Reproduce every record below exactly as written, but leave out any pictures.

- - - - - - -

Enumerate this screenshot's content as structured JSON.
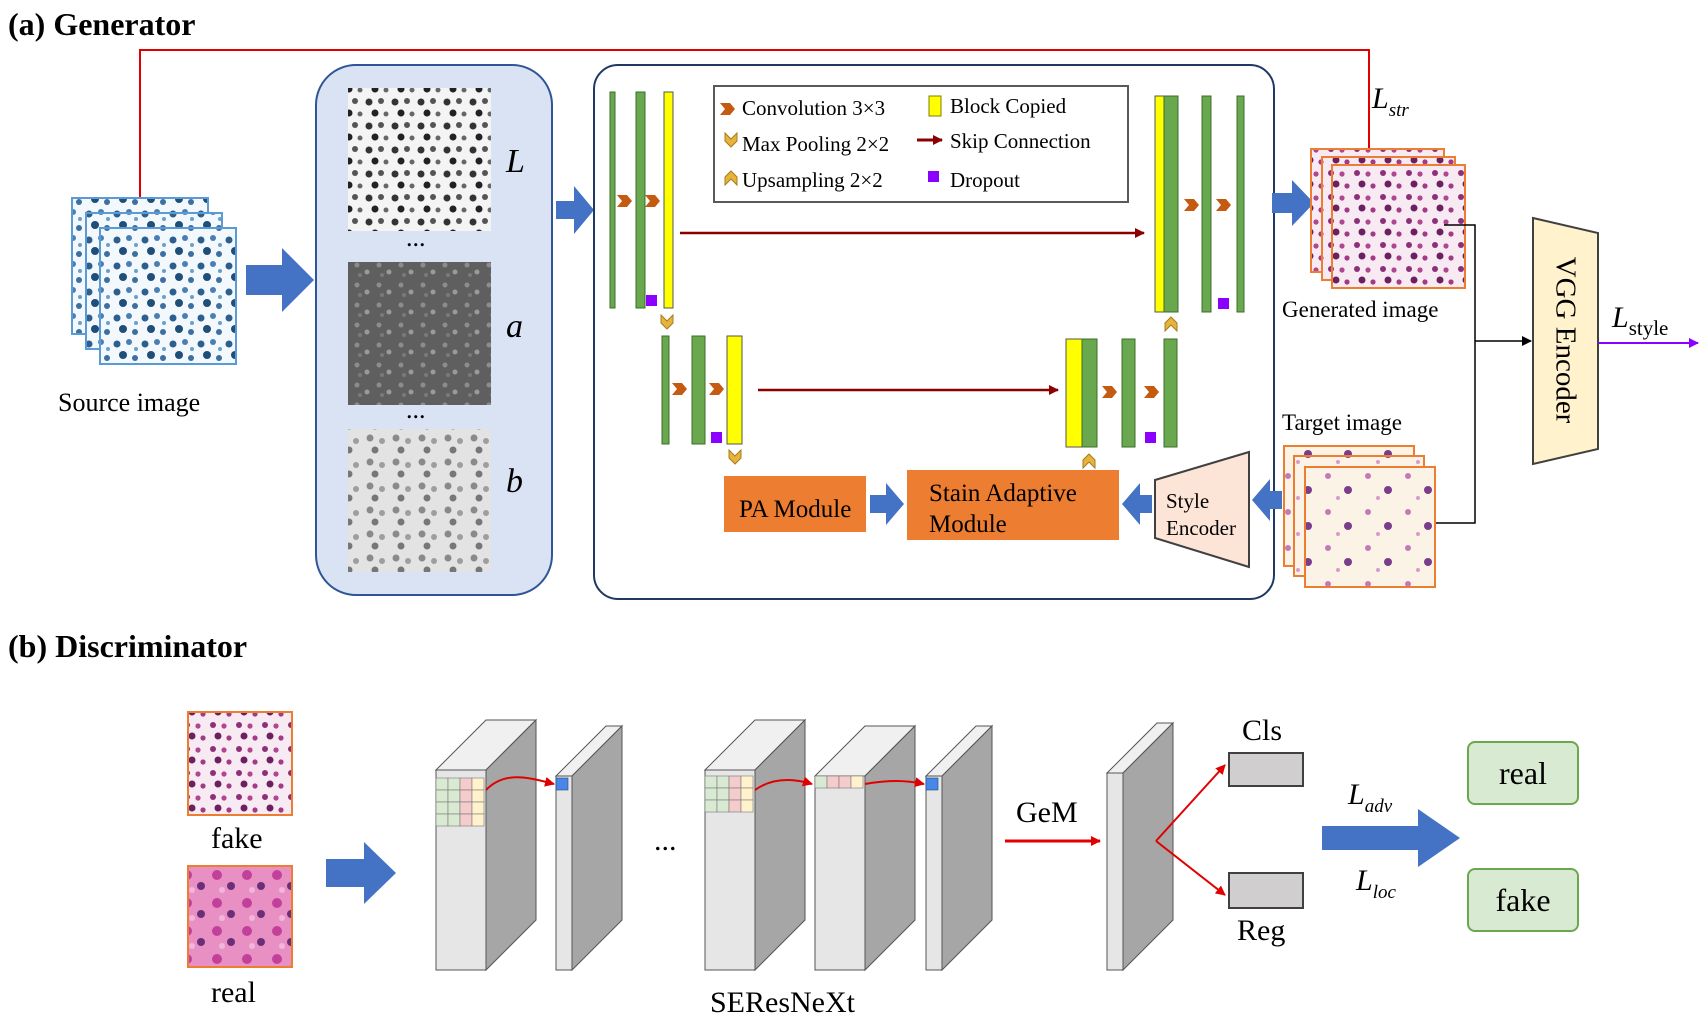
{
  "generator": {
    "section_title": "(a) Generator",
    "source_caption": "Source image",
    "channel_labels": [
      "L",
      "a",
      "b"
    ],
    "ellipsis": "...",
    "legend": {
      "conv": "Convolution 3×3",
      "maxpool": "Max Pooling 2×2",
      "upsample": "Upsampling 2×2",
      "copied": "Block Copied",
      "skip": "Skip Connection",
      "dropout": "Dropout"
    },
    "pa_module": "PA Module",
    "stain_module": "Stain Adaptive Module",
    "style_encoder": "Style Encoder",
    "generated_caption": "Generated image",
    "target_caption": "Target image",
    "vgg_encoder": "VGG Encoder",
    "loss_str": {
      "symbol": "L",
      "subscript": "str"
    },
    "loss_style": {
      "symbol": "L",
      "subscript": "style"
    }
  },
  "discriminator": {
    "section_title": "(b) Discriminator",
    "fake_caption": "fake",
    "real_caption": "real",
    "ellipsis": "...",
    "gem": "GeM",
    "cls": "Cls",
    "reg": "Reg",
    "backbone": "SEResNeXt",
    "loss_adv": {
      "symbol": "L",
      "subscript": "adv"
    },
    "loss_loc": {
      "symbol": "L",
      "subscript": "loc"
    },
    "out_real": "real",
    "out_fake": "fake"
  },
  "colors": {
    "conv_green": "#6aa84f",
    "copied_yellow": "#ffff00",
    "skip_red": "#8b0000",
    "dropout_purple": "#8b00ff",
    "module_orange": "#ed7d31",
    "arrow_blue": "#4472c4",
    "lab_panel": "#dae3f3",
    "vgg_fill": "#fff2cc",
    "encoder_fill": "#fce4d6",
    "red_line": "#e00000"
  }
}
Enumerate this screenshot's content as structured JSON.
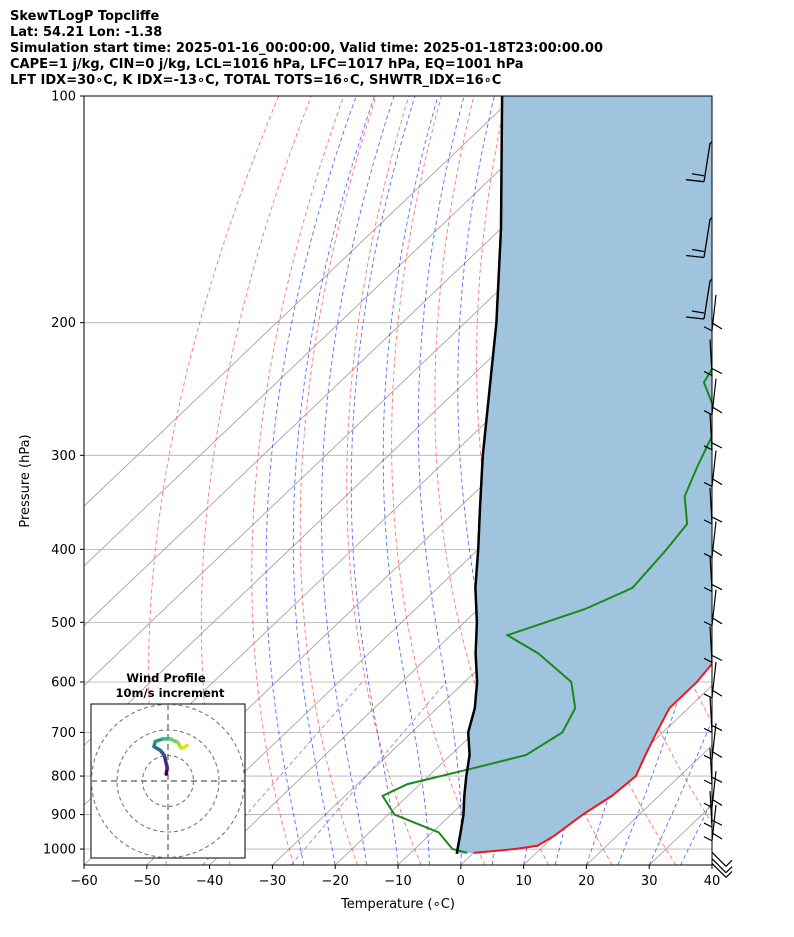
{
  "header": {
    "line1": "SkewTLogP Topcliffe",
    "line2": "Lat: 54.21   Lon: -1.38",
    "line3": "Simulation start time: 2025-01-16_00:00:00, Valid time: 2025-01-18T23:00:00.00",
    "line4": "CAPE=1 j/kg, CIN=0 j/kg, LCL=1016 hPa, LFC=1017 hPa, EQ=1001 hPa",
    "line5": "LFT IDX=30∘C, K IDX=-13∘C, TOTAL TOTS=16∘C, SHWTR_IDX=16∘C"
  },
  "colors": {
    "temperature": "#e8191c",
    "dewpoint": "#198a19",
    "parcel": "#000000",
    "cape_fill": "#a0c4de",
    "dry_adiabat": "#ff4d4d",
    "moist_adiabat": "#3344ff",
    "mixing_ratio": "#9933ff",
    "isotherm": "#9a9a9a"
  },
  "chart_data": {
    "type": "line",
    "subtype": "skew-t log-p",
    "xlabel": "Temperature (∘C)",
    "ylabel": "Pressure (hPa)",
    "xlim": [
      -60,
      40
    ],
    "ylim": [
      1050,
      100
    ],
    "y_scale": "log",
    "x_ticks": [
      "−60",
      "−50",
      "−40",
      "−30",
      "−20",
      "−10",
      "0",
      "10",
      "20",
      "30",
      "40"
    ],
    "y_ticks": [
      "100",
      "200",
      "300",
      "400",
      "500",
      "600",
      "700",
      "800",
      "900",
      "1000"
    ],
    "grid": true,
    "series": [
      {
        "name": "temperature",
        "points": [
          [
            1012,
            0
          ],
          [
            1000,
            6
          ],
          [
            990,
            9
          ],
          [
            960,
            10
          ],
          [
            900,
            11
          ],
          [
            850,
            12.5
          ],
          [
            800,
            13
          ],
          [
            750,
            11
          ],
          [
            700,
            9
          ],
          [
            650,
            7
          ],
          [
            600,
            7
          ],
          [
            550,
            6
          ],
          [
            500,
            4
          ],
          [
            450,
            1
          ],
          [
            400,
            -3
          ],
          [
            350,
            -8
          ],
          [
            300,
            -12
          ],
          [
            270,
            -15
          ],
          [
            250,
            -18
          ],
          [
            230,
            -22
          ],
          [
            210,
            -27
          ],
          [
            200,
            -30
          ],
          [
            190,
            -32
          ],
          [
            180,
            -33
          ],
          [
            170,
            -35
          ],
          [
            160,
            -38
          ],
          [
            150,
            -41
          ],
          [
            140,
            -44
          ],
          [
            130,
            -48
          ],
          [
            120,
            -53
          ],
          [
            110,
            -58
          ],
          [
            100,
            -62
          ]
        ]
      },
      {
        "name": "dewpoint",
        "points": [
          [
            1012,
            -1
          ],
          [
            1000,
            -4
          ],
          [
            950,
            -9
          ],
          [
            900,
            -19
          ],
          [
            850,
            -24
          ],
          [
            820,
            -22
          ],
          [
            780,
            -14
          ],
          [
            750,
            -8
          ],
          [
            700,
            -6
          ],
          [
            650,
            -8
          ],
          [
            600,
            -13
          ],
          [
            550,
            -23
          ],
          [
            520,
            -31
          ],
          [
            480,
            -23
          ],
          [
            450,
            -19
          ],
          [
            400,
            -20
          ],
          [
            370,
            -21
          ],
          [
            340,
            -26
          ],
          [
            310,
            -29
          ],
          [
            280,
            -32
          ],
          [
            260,
            -36
          ],
          [
            240,
            -42
          ],
          [
            220,
            -44
          ],
          [
            200,
            -44
          ],
          [
            180,
            -47
          ],
          [
            170,
            -50
          ],
          [
            160,
            -54
          ],
          [
            150,
            -57
          ],
          [
            140,
            -61
          ],
          [
            130,
            -64
          ],
          [
            110,
            -67
          ],
          [
            100,
            -70
          ]
        ]
      },
      {
        "name": "parcel",
        "points": [
          [
            1015,
            -2.5
          ],
          [
            950,
            -5.5
          ],
          [
            900,
            -8
          ],
          [
            850,
            -11
          ],
          [
            800,
            -14
          ],
          [
            750,
            -17
          ],
          [
            700,
            -21
          ],
          [
            650,
            -24
          ],
          [
            600,
            -28
          ],
          [
            550,
            -33
          ],
          [
            500,
            -38
          ],
          [
            450,
            -44
          ],
          [
            400,
            -50
          ],
          [
            350,
            -57
          ],
          [
            300,
            -65
          ],
          [
            250,
            -74
          ],
          [
            200,
            -85
          ],
          [
            150,
            -100
          ],
          [
            100,
            -122
          ]
        ]
      }
    ],
    "winds_hpa": [
      115,
      145,
      175,
      205,
      235,
      265,
      295,
      330,
      370,
      410,
      455,
      505,
      565,
      630,
      700,
      760,
      820,
      880,
      935,
      975,
      1010,
      1030,
      1045
    ],
    "inset": {
      "title": "Wind Profile",
      "subtitle": "10m/s increment",
      "rings_ms": [
        10,
        20,
        30
      ]
    }
  }
}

- - - - - - -

COMPLETE RESPONSE:
Enumerate this screenshot's content as structured JSON.
{
  "generator": {
    "section_title": "(a) Generator",
    "source_caption": "Source image",
    "channel_labels": [
      "L",
      "a",
      "b"
    ],
    "ellipsis": "...",
    "legend": {
      "conv": "Convolution 3×3",
      "maxpool": "Max Pooling 2×2",
      "upsample": "Upsampling 2×2",
      "copied": "Block Copied",
      "skip": "Skip Connection",
      "dropout": "Dropout"
    },
    "pa_module": "PA Module",
    "stain_module": "Stain Adaptive Module",
    "style_encoder": "Style Encoder",
    "generated_caption": "Generated image",
    "target_caption": "Target image",
    "vgg_encoder": "VGG Encoder",
    "loss_str": {
      "symbol": "L",
      "subscript": "str"
    },
    "loss_style": {
      "symbol": "L",
      "subscript": "style"
    }
  },
  "discriminator": {
    "section_title": "(b) Discriminator",
    "fake_caption": "fake",
    "real_caption": "real",
    "ellipsis": "...",
    "gem": "GeM",
    "cls": "Cls",
    "reg": "Reg",
    "backbone": "SEResNeXt",
    "loss_adv": {
      "symbol": "L",
      "subscript": "adv"
    },
    "loss_loc": {
      "symbol": "L",
      "subscript": "loc"
    },
    "out_real": "real",
    "out_fake": "fake"
  },
  "colors": {
    "conv_green": "#6aa84f",
    "copied_yellow": "#ffff00",
    "skip_red": "#8b0000",
    "dropout_purple": "#8b00ff",
    "module_orange": "#ed7d31",
    "arrow_blue": "#4472c4",
    "lab_panel": "#dae3f3",
    "vgg_fill": "#fff2cc",
    "encoder_fill": "#fce4d6",
    "red_line": "#e00000"
  }
}
Enumerate this screenshot's content as structured JSON.
{
  "header": {
    "line1": "SkewTLogP Topcliffe",
    "line2": "Lat: 54.21   Lon: -1.38",
    "line3": "Simulation start time: 2025-01-16_00:00:00, Valid time: 2025-01-18T23:00:00.00",
    "line4": "CAPE=1 j/kg, CIN=0 j/kg, LCL=1016 hPa, LFC=1017 hPa, EQ=1001 hPa",
    "line5": "LFT IDX=30∘C, K IDX=-13∘C, TOTAL TOTS=16∘C, SHWTR_IDX=16∘C"
  },
  "colors": {
    "temperature": "#e8191c",
    "dewpoint": "#198a19",
    "parcel": "#000000",
    "cape_fill": "#a0c4de",
    "dry_adiabat": "#ff4d4d",
    "moist_adiabat": "#3344ff",
    "mixing_ratio": "#9933ff",
    "isotherm": "#9a9a9a"
  },
  "chart_data": {
    "type": "line",
    "subtype": "skew-t log-p",
    "xlabel": "Temperature (∘C)",
    "ylabel": "Pressure (hPa)",
    "xlim": [
      -60,
      40
    ],
    "ylim": [
      1050,
      100
    ],
    "y_scale": "log",
    "x_ticks": [
      "−60",
      "−50",
      "−40",
      "−30",
      "−20",
      "−10",
      "0",
      "10",
      "20",
      "30",
      "40"
    ],
    "y_ticks": [
      "100",
      "200",
      "300",
      "400",
      "500",
      "600",
      "700",
      "800",
      "900",
      "1000"
    ],
    "grid": true,
    "series": [
      {
        "name": "temperature",
        "points": [
          [
            1012,
            0
          ],
          [
            1000,
            6
          ],
          [
            990,
            9
          ],
          [
            960,
            10
          ],
          [
            900,
            11
          ],
          [
            850,
            12.5
          ],
          [
            800,
            13
          ],
          [
            750,
            11
          ],
          [
            700,
            9
          ],
          [
            650,
            7
          ],
          [
            600,
            7
          ],
          [
            550,
            6
          ],
          [
            500,
            4
          ],
          [
            450,
            1
          ],
          [
            400,
            -3
          ],
          [
            350,
            -8
          ],
          [
            300,
            -12
          ],
          [
            270,
            -15
          ],
          [
            250,
            -18
          ],
          [
            230,
            -22
          ],
          [
            210,
            -27
          ],
          [
            200,
            -30
          ],
          [
            190,
            -32
          ],
          [
            180,
            -33
          ],
          [
            170,
            -35
          ],
          [
            160,
            -38
          ],
          [
            150,
            -41
          ],
          [
            140,
            -44
          ],
          [
            130,
            -48
          ],
          [
            120,
            -53
          ],
          [
            110,
            -58
          ],
          [
            100,
            -62
          ]
        ]
      },
      {
        "name": "dewpoint",
        "points": [
          [
            1012,
            -1
          ],
          [
            1000,
            -4
          ],
          [
            950,
            -9
          ],
          [
            900,
            -19
          ],
          [
            850,
            -24
          ],
          [
            820,
            -22
          ],
          [
            780,
            -14
          ],
          [
            750,
            -8
          ],
          [
            700,
            -6
          ],
          [
            650,
            -8
          ],
          [
            600,
            -13
          ],
          [
            550,
            -23
          ],
          [
            520,
            -31
          ],
          [
            480,
            -23
          ],
          [
            450,
            -19
          ],
          [
            400,
            -20
          ],
          [
            370,
            -21
          ],
          [
            340,
            -26
          ],
          [
            310,
            -29
          ],
          [
            280,
            -32
          ],
          [
            260,
            -36
          ],
          [
            240,
            -42
          ],
          [
            220,
            -44
          ],
          [
            200,
            -44
          ],
          [
            180,
            -47
          ],
          [
            170,
            -50
          ],
          [
            160,
            -54
          ],
          [
            150,
            -57
          ],
          [
            140,
            -61
          ],
          [
            130,
            -64
          ],
          [
            110,
            -67
          ],
          [
            100,
            -70
          ]
        ]
      },
      {
        "name": "parcel",
        "points": [
          [
            1015,
            -2.5
          ],
          [
            950,
            -5.5
          ],
          [
            900,
            -8
          ],
          [
            850,
            -11
          ],
          [
            800,
            -14
          ],
          [
            750,
            -17
          ],
          [
            700,
            -21
          ],
          [
            650,
            -24
          ],
          [
            600,
            -28
          ],
          [
            550,
            -33
          ],
          [
            500,
            -38
          ],
          [
            450,
            -44
          ],
          [
            400,
            -50
          ],
          [
            350,
            -57
          ],
          [
            300,
            -65
          ],
          [
            250,
            -74
          ],
          [
            200,
            -85
          ],
          [
            150,
            -100
          ],
          [
            100,
            -122
          ]
        ]
      }
    ],
    "winds_hpa": [
      115,
      145,
      175,
      205,
      235,
      265,
      295,
      330,
      370,
      410,
      455,
      505,
      565,
      630,
      700,
      760,
      820,
      880,
      935,
      975,
      1010,
      1030,
      1045
    ],
    "inset": {
      "title": "Wind Profile",
      "subtitle": "10m/s increment",
      "rings_ms": [
        10,
        20,
        30
      ]
    }
  }
}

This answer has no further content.